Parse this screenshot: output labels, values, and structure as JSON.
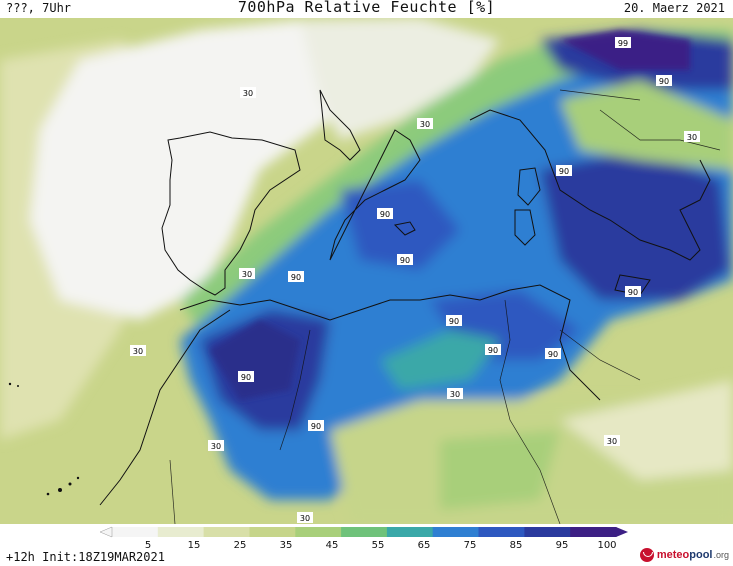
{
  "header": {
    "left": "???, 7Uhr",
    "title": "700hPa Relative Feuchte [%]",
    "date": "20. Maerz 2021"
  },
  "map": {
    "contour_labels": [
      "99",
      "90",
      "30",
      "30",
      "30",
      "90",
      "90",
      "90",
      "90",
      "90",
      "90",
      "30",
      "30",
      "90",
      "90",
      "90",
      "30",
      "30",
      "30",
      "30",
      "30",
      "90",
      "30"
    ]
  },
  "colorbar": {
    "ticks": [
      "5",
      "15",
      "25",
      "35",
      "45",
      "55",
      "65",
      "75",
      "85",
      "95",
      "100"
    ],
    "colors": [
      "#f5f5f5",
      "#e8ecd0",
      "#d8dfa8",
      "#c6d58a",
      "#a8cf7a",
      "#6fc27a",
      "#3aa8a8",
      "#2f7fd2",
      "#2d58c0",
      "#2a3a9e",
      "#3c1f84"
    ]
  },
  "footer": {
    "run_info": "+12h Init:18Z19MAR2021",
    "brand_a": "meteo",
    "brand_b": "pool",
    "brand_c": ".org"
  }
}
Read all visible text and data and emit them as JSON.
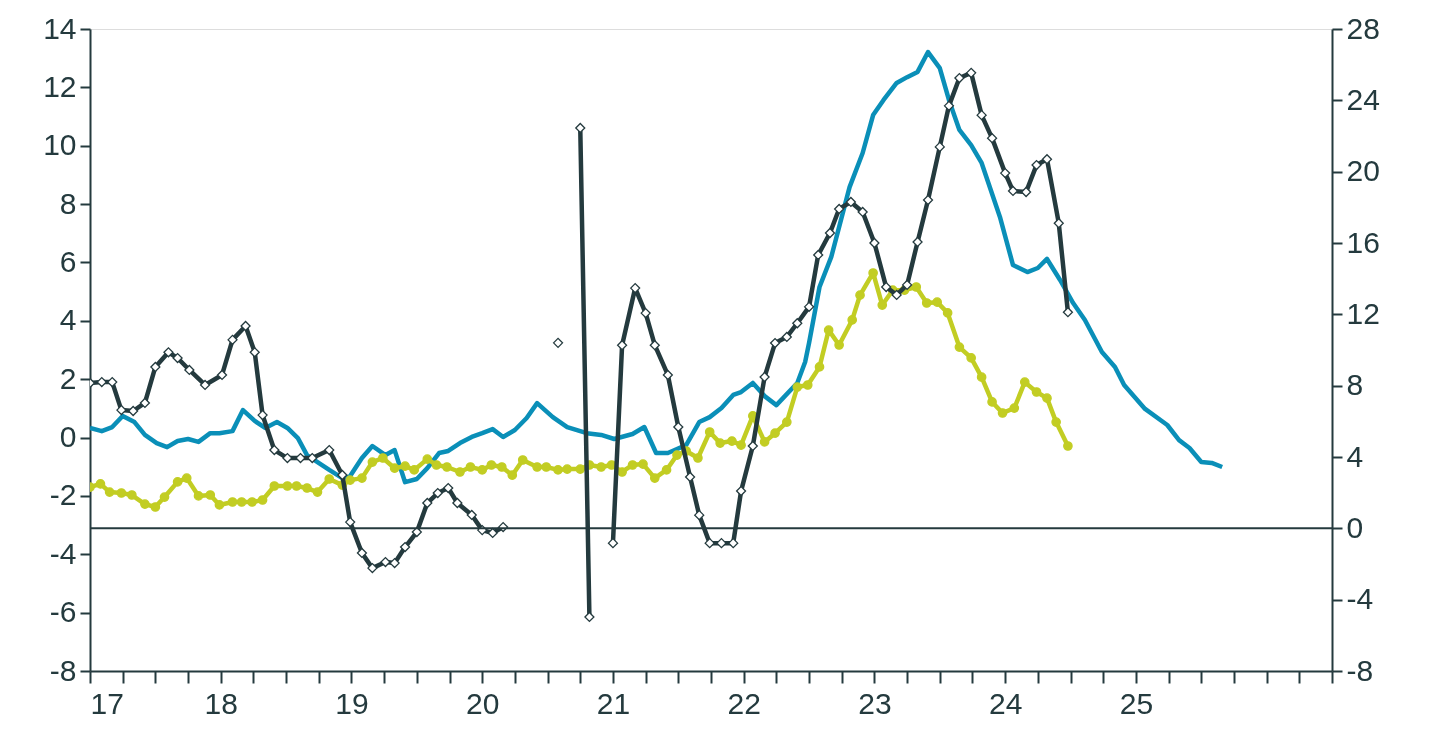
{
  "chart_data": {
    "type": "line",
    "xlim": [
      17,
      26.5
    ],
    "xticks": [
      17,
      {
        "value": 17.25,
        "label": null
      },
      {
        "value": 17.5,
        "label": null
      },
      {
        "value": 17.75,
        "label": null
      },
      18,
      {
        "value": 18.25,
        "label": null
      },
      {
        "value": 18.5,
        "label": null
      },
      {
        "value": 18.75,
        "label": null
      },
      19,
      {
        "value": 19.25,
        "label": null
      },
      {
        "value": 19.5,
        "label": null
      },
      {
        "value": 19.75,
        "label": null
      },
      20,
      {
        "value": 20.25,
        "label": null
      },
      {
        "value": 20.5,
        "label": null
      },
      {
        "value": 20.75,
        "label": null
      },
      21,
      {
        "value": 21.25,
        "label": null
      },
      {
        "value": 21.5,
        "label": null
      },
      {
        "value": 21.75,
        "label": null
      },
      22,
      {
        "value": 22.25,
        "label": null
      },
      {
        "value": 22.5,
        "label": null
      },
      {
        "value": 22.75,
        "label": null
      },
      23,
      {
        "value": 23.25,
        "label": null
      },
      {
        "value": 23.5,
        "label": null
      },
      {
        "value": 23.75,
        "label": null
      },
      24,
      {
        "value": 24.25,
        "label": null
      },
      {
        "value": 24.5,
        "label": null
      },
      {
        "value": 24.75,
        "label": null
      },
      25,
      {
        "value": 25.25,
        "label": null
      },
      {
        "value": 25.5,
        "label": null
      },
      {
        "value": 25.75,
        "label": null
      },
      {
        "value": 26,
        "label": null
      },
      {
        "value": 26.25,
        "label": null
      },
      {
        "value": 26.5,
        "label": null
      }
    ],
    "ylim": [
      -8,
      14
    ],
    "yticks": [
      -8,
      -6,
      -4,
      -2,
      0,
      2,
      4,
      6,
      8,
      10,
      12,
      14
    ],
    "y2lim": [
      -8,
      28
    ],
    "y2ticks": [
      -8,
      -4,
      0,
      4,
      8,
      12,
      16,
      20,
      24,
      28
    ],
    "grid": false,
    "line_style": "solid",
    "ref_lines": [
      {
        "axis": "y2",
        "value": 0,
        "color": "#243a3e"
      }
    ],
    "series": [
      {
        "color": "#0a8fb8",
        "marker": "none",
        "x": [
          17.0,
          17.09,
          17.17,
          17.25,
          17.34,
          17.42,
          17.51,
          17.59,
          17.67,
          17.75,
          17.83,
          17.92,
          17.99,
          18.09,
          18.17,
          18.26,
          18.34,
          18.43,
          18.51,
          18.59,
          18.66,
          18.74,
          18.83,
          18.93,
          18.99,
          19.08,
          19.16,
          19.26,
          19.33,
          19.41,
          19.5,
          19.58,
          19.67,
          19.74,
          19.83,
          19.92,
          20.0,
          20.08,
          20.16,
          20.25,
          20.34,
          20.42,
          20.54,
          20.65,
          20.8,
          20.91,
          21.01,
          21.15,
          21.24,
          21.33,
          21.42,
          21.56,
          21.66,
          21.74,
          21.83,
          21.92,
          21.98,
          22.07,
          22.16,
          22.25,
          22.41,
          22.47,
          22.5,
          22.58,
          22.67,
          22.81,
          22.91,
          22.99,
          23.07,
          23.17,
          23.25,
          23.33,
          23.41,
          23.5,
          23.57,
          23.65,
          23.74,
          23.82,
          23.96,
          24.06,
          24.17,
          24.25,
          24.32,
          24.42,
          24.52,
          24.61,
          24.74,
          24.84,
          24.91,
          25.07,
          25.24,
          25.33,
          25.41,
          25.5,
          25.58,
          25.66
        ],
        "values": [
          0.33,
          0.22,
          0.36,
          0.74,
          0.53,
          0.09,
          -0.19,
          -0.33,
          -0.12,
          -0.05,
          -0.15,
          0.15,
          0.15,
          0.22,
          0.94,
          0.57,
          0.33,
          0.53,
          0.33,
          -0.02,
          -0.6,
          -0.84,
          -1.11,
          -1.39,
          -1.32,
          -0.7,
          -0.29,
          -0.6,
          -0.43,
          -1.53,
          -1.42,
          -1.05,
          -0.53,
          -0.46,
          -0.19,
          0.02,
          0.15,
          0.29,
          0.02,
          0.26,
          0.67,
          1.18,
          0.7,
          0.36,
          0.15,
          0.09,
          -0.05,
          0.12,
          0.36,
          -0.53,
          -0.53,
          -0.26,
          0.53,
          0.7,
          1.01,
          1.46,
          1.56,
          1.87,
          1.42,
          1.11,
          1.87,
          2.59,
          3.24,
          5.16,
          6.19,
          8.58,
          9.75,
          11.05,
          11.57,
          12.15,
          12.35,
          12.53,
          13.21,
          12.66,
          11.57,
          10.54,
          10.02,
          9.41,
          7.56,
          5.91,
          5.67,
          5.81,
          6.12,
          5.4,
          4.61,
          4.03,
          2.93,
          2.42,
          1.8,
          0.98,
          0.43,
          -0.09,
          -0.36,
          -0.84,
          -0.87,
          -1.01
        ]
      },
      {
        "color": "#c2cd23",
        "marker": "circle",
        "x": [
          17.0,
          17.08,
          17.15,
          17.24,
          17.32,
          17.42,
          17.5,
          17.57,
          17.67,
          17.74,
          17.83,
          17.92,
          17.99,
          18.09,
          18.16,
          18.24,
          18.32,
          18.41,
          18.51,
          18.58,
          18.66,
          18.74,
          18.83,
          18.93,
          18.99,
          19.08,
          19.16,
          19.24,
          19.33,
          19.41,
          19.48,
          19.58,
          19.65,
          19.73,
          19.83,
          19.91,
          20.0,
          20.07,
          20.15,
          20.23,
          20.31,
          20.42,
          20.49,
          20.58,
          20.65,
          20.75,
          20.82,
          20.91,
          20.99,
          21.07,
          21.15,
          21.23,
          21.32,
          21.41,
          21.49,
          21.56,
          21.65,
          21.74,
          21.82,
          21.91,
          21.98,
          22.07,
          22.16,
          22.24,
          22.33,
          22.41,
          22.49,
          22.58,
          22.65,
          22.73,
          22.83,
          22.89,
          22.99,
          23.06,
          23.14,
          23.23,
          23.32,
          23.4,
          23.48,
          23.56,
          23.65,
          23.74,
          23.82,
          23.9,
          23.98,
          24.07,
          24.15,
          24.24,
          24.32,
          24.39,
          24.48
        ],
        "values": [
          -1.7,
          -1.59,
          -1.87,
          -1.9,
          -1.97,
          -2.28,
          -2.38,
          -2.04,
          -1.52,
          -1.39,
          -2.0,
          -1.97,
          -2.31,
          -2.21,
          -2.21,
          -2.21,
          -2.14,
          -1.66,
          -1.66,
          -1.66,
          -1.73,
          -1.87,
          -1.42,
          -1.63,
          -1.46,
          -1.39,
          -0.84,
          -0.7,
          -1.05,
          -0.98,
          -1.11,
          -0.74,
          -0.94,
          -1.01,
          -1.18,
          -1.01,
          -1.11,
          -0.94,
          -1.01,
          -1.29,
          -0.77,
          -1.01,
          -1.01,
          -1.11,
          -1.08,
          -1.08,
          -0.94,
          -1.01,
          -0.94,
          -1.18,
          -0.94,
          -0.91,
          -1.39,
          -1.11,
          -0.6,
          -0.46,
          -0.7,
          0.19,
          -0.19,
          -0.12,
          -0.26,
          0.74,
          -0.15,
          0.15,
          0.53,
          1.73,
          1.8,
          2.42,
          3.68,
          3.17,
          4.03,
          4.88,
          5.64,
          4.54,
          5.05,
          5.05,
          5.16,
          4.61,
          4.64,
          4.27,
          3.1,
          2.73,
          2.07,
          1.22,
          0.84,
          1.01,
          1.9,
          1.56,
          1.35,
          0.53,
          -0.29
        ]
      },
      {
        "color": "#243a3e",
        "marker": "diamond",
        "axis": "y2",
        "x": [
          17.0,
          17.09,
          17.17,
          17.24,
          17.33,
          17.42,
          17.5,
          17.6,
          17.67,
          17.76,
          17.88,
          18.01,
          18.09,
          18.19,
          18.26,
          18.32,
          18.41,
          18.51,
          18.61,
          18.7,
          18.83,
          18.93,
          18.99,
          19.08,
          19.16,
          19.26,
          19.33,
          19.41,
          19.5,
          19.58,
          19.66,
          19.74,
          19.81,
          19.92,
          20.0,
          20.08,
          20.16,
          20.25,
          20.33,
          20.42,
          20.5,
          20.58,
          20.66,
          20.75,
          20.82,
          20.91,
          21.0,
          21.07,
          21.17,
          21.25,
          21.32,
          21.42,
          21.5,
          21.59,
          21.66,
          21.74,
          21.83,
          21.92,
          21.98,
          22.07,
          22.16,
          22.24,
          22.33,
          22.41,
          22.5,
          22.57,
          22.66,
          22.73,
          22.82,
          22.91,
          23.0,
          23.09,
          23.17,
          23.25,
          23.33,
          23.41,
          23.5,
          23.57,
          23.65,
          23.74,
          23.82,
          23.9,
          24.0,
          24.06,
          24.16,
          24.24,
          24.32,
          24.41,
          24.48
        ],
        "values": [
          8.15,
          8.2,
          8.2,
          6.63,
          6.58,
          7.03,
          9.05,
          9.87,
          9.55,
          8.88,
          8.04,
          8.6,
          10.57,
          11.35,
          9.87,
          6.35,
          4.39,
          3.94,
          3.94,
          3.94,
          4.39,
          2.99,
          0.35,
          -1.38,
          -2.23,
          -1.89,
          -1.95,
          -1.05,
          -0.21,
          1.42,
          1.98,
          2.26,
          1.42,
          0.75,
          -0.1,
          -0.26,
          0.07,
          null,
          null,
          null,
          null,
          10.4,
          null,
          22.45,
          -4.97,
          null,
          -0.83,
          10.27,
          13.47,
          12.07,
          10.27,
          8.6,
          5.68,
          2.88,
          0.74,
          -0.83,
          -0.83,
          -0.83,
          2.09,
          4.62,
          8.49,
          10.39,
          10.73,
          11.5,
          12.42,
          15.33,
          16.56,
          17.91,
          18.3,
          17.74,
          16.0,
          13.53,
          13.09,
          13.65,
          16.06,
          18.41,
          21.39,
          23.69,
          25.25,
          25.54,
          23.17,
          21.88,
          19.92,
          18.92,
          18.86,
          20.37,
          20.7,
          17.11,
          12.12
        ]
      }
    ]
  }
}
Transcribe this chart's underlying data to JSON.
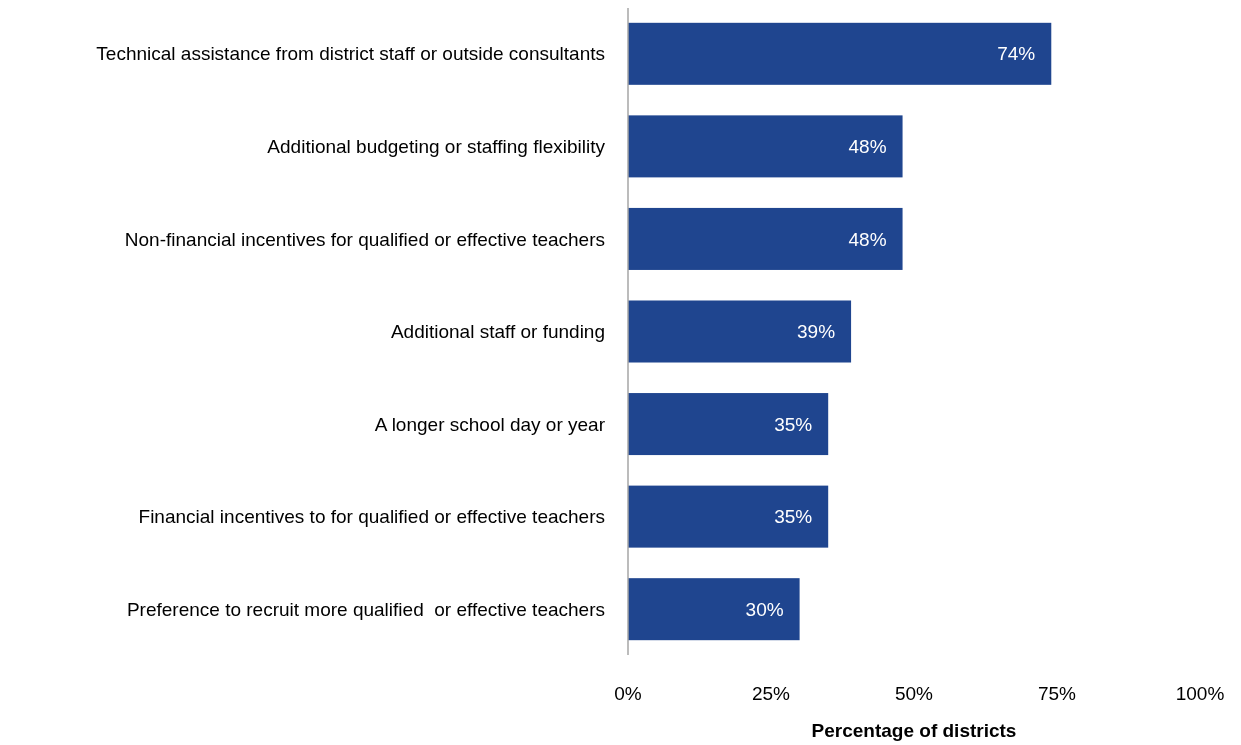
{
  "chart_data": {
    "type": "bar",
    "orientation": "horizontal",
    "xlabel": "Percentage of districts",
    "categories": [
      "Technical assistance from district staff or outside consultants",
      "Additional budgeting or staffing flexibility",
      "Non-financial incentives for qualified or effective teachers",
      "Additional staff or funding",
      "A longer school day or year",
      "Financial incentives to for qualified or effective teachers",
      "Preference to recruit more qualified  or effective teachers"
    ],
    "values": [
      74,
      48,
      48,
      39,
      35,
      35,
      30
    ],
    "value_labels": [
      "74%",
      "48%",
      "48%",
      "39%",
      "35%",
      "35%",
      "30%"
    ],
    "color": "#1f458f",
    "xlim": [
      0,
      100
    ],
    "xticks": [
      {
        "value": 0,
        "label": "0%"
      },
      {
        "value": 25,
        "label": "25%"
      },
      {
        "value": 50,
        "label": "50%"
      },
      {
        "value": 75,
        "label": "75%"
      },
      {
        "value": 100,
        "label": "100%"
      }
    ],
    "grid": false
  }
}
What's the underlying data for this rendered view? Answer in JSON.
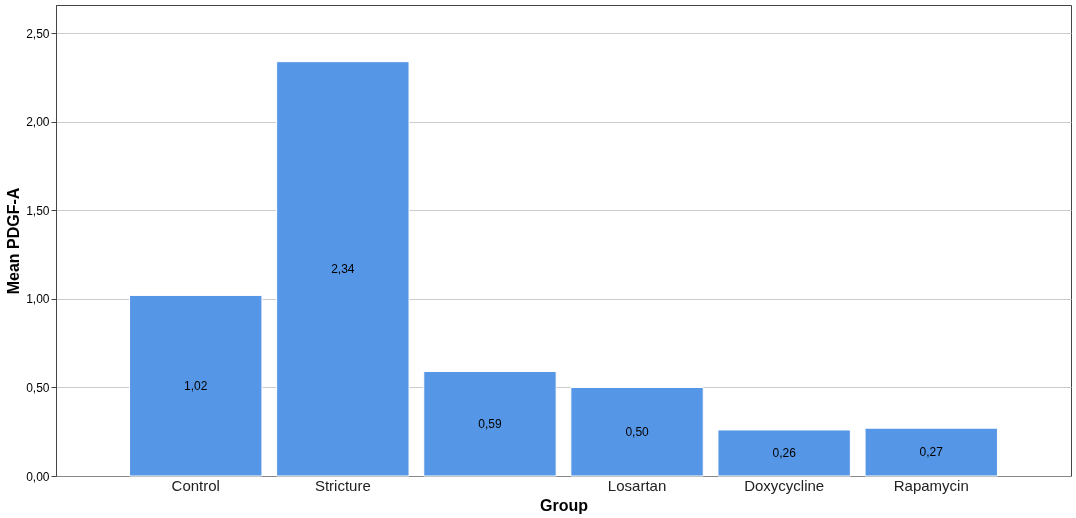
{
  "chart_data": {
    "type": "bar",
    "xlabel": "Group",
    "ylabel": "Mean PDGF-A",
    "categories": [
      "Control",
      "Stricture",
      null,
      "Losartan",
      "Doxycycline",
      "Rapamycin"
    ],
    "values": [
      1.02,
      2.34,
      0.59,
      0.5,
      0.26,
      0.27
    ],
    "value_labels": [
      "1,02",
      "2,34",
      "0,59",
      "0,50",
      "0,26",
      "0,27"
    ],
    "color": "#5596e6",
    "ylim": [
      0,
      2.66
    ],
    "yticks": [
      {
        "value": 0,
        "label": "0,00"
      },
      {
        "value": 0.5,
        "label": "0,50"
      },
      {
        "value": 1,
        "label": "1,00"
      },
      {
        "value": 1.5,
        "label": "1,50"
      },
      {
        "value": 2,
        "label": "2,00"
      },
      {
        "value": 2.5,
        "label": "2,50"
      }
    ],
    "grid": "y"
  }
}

※

> JOB: Read the entries and select each line where the word "incentives" is found.

> FULL ANSWER:
      "Non-financial incentives for qualified or effective teachers",
      "Financial incentives to for qualified or effective teachers",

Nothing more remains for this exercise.